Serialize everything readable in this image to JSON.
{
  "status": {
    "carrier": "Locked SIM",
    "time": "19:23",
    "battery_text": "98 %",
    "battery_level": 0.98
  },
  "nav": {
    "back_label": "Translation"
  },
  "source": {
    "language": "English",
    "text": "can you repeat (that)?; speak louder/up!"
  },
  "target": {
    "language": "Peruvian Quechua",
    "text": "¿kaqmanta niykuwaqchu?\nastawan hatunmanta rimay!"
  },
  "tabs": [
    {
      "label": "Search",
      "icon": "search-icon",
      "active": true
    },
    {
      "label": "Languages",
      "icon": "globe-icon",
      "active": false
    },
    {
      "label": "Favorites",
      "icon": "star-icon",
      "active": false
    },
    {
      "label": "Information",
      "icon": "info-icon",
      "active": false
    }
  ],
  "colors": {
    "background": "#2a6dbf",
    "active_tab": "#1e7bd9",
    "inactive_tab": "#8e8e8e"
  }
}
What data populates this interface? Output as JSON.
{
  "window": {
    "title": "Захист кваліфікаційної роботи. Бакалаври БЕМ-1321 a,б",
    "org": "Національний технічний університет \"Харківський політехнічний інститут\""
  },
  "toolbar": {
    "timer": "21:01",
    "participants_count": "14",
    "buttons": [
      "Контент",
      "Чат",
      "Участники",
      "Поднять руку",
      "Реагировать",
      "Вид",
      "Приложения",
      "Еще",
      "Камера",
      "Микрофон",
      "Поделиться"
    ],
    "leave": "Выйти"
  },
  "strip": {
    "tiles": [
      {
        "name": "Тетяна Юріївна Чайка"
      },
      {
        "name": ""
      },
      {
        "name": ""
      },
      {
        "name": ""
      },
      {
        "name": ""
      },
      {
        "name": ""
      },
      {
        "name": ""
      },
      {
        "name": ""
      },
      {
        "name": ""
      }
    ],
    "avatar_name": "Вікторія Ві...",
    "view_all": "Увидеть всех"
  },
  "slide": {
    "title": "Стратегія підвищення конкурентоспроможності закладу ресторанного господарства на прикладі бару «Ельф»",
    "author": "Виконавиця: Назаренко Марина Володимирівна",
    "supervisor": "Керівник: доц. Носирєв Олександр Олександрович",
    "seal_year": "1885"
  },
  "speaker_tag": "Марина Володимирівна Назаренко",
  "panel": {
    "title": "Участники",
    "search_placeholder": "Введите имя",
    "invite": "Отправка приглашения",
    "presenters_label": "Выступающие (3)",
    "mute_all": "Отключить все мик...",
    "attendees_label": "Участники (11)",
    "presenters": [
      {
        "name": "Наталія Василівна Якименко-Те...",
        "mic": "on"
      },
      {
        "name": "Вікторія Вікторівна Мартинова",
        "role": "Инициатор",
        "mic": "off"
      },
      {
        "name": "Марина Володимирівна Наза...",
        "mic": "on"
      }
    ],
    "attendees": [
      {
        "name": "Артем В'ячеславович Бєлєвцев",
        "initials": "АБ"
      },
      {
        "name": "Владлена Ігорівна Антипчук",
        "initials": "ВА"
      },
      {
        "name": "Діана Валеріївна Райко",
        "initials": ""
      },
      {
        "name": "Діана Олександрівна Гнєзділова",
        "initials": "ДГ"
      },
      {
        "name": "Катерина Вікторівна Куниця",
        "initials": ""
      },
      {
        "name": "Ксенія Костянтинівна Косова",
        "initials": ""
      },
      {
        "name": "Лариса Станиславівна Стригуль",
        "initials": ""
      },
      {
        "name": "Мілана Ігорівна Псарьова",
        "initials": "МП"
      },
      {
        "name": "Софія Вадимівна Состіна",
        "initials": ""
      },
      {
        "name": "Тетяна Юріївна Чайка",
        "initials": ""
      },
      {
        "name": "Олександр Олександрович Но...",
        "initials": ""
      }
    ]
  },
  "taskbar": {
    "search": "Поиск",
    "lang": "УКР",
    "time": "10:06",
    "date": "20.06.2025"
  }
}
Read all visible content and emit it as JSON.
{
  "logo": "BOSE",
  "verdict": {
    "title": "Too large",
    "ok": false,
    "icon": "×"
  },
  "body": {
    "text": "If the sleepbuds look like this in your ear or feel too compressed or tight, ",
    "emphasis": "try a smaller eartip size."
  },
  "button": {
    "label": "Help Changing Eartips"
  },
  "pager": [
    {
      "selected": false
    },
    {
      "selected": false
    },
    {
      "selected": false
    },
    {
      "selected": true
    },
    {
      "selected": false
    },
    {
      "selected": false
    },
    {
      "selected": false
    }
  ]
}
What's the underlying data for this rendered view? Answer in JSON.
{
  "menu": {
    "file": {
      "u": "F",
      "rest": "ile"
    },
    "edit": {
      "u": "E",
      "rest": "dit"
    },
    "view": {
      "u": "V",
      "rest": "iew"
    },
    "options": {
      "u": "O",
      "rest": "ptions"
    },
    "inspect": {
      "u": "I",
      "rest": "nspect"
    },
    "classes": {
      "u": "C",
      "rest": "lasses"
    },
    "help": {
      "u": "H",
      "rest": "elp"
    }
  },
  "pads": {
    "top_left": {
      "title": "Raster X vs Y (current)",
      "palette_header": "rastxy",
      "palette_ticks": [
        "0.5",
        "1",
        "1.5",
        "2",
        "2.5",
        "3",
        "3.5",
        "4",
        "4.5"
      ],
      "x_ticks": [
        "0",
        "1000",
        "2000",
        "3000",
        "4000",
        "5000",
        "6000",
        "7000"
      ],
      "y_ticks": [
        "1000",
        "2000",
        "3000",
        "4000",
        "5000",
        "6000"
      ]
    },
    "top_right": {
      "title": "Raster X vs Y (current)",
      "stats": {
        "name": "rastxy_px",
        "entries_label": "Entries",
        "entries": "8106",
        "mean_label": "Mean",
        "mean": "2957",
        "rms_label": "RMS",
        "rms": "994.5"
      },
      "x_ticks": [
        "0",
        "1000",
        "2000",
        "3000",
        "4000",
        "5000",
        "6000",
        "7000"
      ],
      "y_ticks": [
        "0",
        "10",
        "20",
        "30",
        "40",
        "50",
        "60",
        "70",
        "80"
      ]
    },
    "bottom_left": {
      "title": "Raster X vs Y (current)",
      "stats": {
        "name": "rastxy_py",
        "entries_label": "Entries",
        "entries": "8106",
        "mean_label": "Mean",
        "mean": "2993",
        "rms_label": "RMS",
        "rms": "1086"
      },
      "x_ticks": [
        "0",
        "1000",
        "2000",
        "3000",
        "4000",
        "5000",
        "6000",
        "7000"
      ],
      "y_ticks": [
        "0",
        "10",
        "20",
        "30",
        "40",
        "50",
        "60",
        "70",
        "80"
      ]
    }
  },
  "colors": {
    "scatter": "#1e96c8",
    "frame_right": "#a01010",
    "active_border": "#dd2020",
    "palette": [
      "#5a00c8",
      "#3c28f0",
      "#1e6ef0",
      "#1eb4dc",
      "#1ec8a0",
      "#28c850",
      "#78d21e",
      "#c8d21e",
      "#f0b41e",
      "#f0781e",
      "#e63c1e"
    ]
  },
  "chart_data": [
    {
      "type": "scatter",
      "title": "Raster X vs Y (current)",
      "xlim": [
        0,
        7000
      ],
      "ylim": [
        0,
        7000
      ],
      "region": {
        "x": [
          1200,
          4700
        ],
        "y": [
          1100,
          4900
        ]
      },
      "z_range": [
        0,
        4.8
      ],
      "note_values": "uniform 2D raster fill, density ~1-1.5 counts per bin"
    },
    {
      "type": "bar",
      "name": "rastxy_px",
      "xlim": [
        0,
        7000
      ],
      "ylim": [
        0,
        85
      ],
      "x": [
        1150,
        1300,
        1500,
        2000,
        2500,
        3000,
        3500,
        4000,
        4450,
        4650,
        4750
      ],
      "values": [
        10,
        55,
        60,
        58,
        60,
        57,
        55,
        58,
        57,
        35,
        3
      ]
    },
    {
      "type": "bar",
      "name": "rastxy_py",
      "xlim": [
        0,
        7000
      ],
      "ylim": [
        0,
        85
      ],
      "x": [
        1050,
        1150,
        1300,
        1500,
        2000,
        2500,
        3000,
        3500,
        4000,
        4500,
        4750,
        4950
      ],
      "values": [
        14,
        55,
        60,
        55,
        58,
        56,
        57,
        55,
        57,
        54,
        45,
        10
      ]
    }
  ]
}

--------------------------------

**Exercise directions:** Look over the listing. Pull out every line with the string "rest" in it.

**Task output:**
      "rest": "ile"
      "rest": "dit"
      "rest": "iew"
      "rest": "ptions"
      "rest": "nspect"
      "rest": "lasses"
      "rest": "elp"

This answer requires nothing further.